| Written exercise |
Extend the forum thread about being unable to enable DMA on a DVD/CD-ROM drive, starting after its final line.

| Extracted text |
══════════

# cant enable DMA on dvd/cdrom drive

## JumboAg

I've noticed that DVD burning is painfully slow with k3b.  (Estimated throughput during write of 0.50x according to k3b).  

K3b tells me that DMA mode is off and it will impact performance, but I cannot get it to turn on:

 ~ $ hdparm /dev/hdc

/dev/hdc:

 IO_support   =  0 (default 16-bit)

 unmaskirq    =  0 (off)

 using_dma    =  0 (off)

 keepsettings =  0 (off)

 readonly     =  0 (off)

 readahead    = 256 (on)

 HDIO_GETGEO failed: Inappropriate ioctl for device

I get the usual error:

 ~ $ sudo hdparm -d1 /dev/hdc

Password:

/dev/hdc:

 setting using_dma to 1 (on)

 HDIO_SET_DMA failed: Operation not permitted

 using_dma    =  0 (off)

══════════

| Supplied records |
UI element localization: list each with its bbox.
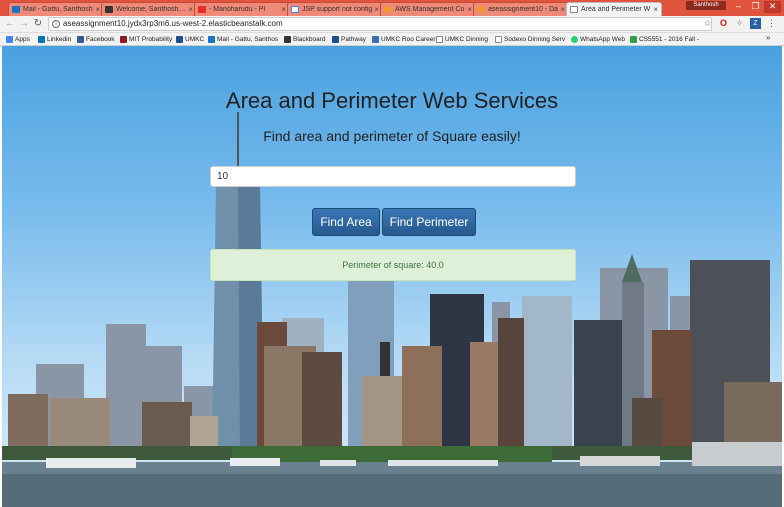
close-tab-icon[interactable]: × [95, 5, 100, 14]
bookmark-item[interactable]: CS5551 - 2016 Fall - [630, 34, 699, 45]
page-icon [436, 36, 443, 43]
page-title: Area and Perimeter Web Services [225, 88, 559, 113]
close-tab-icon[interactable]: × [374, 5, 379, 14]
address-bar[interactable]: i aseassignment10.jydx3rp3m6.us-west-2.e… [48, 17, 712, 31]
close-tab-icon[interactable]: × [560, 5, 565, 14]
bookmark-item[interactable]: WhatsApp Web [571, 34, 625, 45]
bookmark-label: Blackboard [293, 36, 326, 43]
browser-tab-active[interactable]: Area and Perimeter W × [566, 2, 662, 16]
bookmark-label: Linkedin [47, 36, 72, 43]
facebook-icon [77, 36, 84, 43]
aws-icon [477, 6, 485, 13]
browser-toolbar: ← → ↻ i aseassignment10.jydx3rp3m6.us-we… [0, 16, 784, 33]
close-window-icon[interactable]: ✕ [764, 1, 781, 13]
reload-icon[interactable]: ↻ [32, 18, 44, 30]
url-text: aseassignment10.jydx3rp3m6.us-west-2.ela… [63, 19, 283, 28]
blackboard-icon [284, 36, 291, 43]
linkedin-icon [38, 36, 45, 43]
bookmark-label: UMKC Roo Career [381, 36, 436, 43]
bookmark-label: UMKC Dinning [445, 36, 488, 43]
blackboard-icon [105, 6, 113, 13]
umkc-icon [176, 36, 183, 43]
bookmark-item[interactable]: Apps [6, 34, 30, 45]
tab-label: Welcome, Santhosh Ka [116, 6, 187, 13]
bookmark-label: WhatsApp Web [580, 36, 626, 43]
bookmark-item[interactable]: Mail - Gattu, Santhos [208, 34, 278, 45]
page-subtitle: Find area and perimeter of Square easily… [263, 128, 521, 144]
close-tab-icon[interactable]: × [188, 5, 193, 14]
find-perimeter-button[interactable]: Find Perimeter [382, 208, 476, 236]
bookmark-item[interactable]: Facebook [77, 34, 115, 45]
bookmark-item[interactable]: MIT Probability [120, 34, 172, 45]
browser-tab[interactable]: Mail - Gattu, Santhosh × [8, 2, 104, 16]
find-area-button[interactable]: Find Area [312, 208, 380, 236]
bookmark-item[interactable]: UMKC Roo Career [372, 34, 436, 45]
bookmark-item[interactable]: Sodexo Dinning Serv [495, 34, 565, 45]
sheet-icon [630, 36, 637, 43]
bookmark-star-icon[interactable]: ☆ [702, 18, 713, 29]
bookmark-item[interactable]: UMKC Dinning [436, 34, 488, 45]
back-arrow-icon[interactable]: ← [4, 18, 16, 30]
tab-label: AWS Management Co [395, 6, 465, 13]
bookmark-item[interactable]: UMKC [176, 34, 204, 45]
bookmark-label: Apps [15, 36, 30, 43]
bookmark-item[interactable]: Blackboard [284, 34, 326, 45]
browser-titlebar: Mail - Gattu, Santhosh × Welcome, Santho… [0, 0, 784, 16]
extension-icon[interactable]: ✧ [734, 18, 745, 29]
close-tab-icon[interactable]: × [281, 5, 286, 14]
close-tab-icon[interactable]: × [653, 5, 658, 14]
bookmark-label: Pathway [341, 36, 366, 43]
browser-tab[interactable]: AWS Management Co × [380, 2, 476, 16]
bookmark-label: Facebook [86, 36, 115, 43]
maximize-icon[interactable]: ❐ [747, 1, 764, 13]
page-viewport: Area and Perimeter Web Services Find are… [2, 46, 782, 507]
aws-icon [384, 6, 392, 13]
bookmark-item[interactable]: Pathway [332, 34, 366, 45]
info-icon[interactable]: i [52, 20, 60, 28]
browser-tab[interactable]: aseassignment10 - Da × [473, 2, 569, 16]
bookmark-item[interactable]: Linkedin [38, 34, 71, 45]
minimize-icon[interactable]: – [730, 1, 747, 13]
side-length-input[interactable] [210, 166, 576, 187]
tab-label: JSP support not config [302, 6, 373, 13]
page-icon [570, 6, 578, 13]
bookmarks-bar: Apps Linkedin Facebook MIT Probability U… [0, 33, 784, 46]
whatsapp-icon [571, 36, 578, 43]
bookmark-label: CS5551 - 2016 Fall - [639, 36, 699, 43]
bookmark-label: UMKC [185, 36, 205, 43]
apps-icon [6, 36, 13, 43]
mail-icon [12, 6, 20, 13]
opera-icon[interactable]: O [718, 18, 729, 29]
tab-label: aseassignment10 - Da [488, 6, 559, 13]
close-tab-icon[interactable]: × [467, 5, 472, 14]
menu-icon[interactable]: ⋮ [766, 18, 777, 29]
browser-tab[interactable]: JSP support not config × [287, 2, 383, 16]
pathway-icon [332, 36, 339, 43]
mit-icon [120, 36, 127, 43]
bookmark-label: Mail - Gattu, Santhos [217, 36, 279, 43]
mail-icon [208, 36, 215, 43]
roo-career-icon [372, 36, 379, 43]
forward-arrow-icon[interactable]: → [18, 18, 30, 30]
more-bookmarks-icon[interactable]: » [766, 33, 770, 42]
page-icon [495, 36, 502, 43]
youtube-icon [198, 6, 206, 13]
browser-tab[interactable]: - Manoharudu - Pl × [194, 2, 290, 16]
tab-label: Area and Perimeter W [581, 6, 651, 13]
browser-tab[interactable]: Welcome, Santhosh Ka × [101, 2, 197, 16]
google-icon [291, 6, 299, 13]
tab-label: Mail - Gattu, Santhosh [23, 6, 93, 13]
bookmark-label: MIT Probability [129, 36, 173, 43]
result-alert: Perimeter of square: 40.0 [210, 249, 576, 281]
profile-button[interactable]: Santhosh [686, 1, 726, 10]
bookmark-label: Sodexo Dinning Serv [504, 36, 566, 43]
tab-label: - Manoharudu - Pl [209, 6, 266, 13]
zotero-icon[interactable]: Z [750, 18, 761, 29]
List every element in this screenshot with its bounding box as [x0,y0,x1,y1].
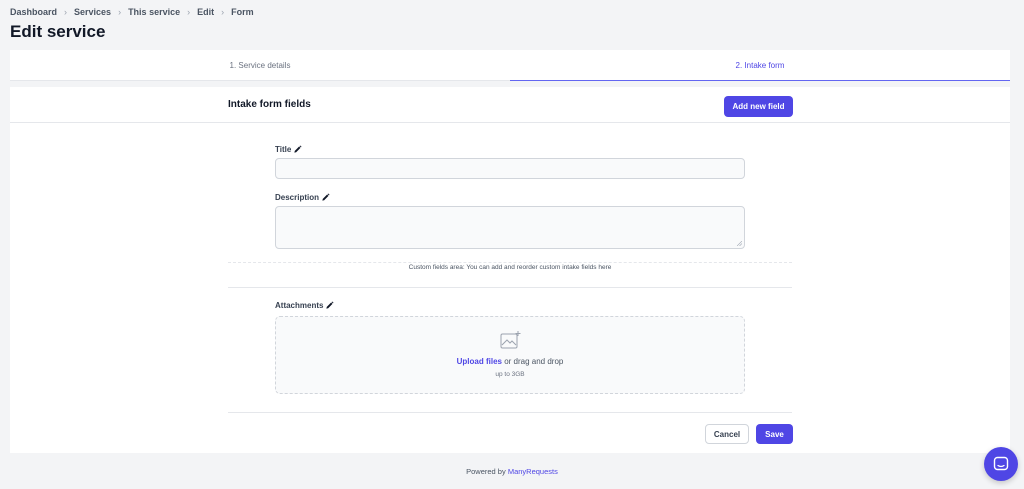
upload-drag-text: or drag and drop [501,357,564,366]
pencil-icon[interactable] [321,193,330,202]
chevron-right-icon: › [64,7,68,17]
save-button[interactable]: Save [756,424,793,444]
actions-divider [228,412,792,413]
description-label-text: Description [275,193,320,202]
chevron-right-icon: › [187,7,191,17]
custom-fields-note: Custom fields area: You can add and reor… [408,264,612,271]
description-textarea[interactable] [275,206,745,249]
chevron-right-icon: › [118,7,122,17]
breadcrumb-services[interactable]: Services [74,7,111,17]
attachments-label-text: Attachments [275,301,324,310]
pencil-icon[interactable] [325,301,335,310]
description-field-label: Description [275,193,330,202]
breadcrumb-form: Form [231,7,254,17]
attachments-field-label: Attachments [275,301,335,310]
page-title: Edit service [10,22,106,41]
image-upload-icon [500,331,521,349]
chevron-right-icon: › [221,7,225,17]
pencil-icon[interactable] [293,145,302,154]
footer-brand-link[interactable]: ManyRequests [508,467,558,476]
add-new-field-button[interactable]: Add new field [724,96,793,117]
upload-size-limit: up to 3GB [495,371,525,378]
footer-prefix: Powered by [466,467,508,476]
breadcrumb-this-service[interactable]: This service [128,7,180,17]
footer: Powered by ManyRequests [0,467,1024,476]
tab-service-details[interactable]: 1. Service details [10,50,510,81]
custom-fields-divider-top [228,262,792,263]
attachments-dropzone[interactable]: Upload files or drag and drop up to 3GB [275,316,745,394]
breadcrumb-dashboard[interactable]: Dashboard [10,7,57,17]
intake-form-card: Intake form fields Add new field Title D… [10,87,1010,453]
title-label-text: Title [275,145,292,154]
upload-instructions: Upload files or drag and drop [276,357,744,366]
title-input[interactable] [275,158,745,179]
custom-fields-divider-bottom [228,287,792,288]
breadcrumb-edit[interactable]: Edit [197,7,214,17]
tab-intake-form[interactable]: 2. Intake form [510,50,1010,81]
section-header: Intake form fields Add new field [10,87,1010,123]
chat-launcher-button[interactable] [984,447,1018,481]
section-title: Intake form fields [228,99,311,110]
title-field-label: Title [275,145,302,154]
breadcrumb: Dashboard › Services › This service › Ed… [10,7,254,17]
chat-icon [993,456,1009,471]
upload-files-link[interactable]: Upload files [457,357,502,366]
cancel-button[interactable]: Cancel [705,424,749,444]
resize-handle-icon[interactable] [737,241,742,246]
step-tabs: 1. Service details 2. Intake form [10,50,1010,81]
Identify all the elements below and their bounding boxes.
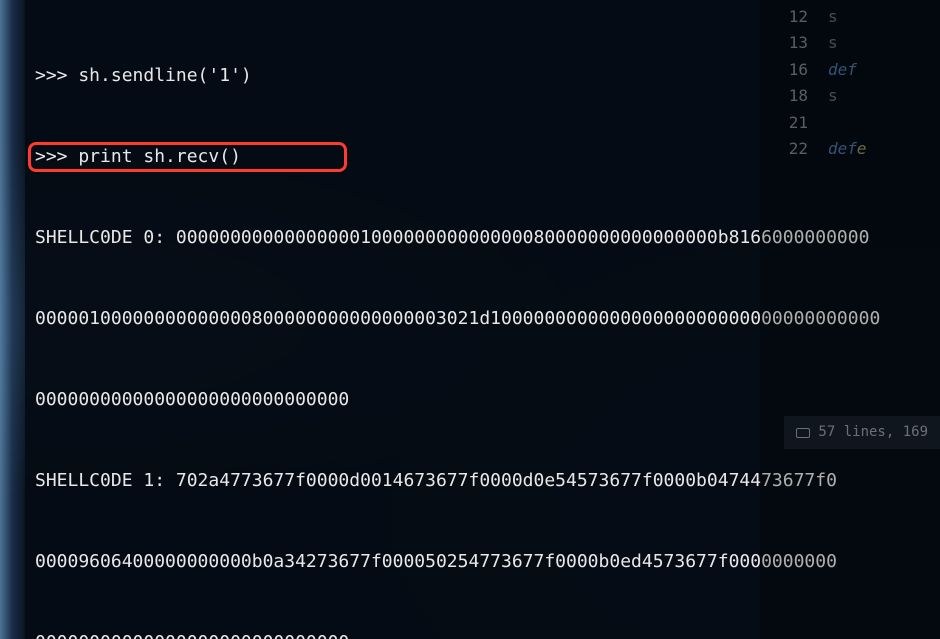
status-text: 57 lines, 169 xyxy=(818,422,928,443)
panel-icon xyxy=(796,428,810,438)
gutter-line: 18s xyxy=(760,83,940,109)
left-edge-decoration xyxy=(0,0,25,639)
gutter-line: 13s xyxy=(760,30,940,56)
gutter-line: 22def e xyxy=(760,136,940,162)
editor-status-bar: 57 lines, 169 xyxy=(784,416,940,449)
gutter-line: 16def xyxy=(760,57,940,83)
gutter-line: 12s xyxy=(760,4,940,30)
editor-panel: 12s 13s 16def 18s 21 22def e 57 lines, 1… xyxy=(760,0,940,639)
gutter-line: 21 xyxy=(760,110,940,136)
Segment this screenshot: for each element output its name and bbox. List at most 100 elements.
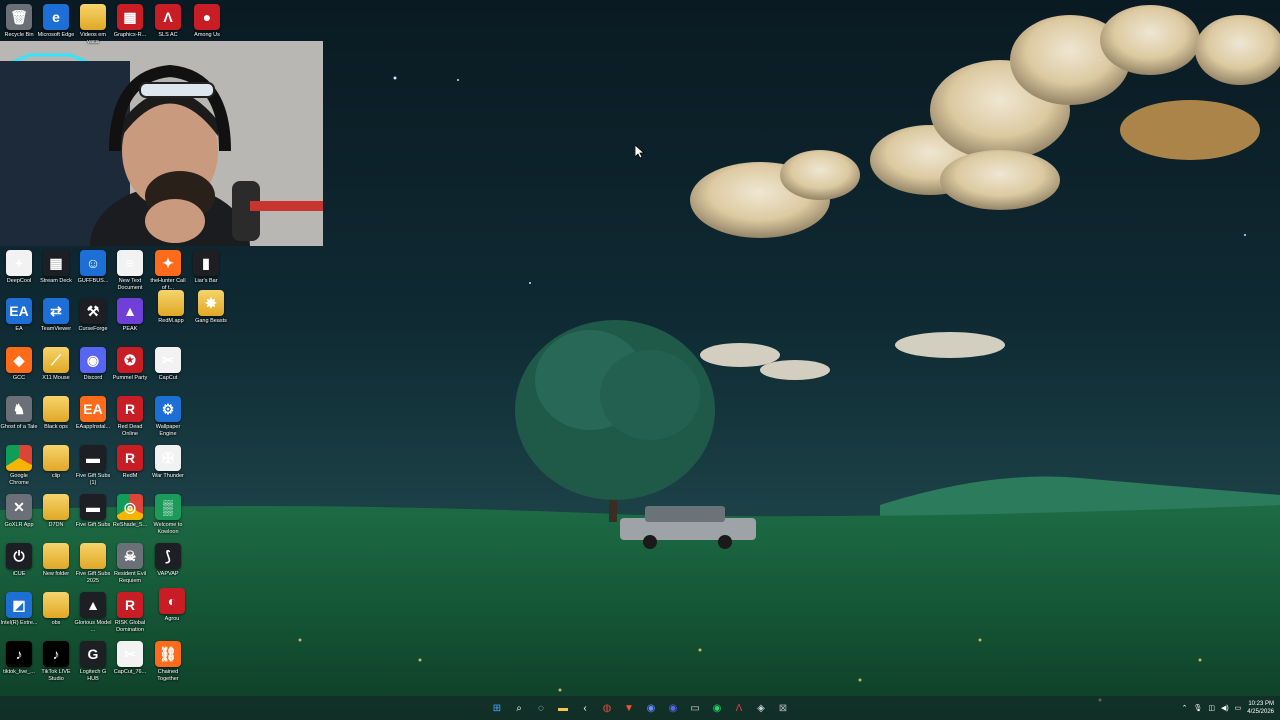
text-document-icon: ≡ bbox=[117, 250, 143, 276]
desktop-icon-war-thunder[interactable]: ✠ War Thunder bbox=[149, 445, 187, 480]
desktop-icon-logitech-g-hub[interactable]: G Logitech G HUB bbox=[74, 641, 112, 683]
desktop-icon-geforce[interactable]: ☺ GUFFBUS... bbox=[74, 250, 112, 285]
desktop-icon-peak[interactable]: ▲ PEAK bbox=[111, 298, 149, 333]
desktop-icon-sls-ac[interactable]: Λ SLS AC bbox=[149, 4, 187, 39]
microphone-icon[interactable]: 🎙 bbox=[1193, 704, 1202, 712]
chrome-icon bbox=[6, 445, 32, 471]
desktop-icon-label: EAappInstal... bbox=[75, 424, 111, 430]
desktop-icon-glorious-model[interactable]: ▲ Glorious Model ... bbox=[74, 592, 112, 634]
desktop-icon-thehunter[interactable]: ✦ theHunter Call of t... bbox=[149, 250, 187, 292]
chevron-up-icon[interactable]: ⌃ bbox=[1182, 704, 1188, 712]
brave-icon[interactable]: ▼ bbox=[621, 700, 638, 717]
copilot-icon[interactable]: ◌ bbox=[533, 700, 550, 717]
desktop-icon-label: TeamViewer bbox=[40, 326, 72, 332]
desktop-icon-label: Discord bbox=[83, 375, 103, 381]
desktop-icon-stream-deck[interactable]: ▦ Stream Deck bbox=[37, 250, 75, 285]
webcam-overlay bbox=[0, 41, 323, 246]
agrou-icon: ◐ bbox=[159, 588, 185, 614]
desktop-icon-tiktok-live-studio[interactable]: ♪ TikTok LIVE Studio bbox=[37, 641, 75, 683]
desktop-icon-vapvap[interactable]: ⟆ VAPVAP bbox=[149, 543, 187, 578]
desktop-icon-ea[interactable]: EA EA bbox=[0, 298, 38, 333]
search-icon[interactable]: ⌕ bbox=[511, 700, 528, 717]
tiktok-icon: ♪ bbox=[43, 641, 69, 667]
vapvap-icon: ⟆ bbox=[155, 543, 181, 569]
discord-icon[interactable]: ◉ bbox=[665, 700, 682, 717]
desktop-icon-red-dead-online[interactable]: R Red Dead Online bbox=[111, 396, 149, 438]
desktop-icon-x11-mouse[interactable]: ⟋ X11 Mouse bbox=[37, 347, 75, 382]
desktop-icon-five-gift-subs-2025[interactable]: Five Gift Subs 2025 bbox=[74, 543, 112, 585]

══════════

| Response to this task |
 ~ $ hdparm -i /dev/hdc 

/dev/hdc:

 Model=MATSHITADVD-RAM UJ-841S, FwRev=1.50, SerialNo=

 Config={ Fixed Removeable DTR<=5Mbs DTR>10Mbs nonMagnetic }

 RawCHS=0/0/0, TrkSize=0, SectSize=0, ECCbytes=0

 BuffType=unknown, BuffSize=0kB, MaxMultSect=0

 (maybe): CurCHS=0/0/0, CurSects=0, LBA=yes, LBAsects=0

 IORDY=on/off, tPIO={min:240,w/IORDY:120}, tDMA={min:120,rec:120}

 PIO modes:  pio0 pio1 pio2 pio3 pio4 

 DMA modes:  sdma0 sdma1 sdma2 mdma0 mdma1 mdma2 

 UDMA modes: udma0 udma1 *udma2 

 AdvancedPM=no

 Drive conforms to: Unspecified:  ATA/ATAPI-3 ATA/ATAPI-4 ATA/ATAPI-5 ATA/ATAPI-6

 * signifies the current active mode

Here's the dmesg info I have

 ~ $ dmesg |egrep -i "ide|sata|atapi"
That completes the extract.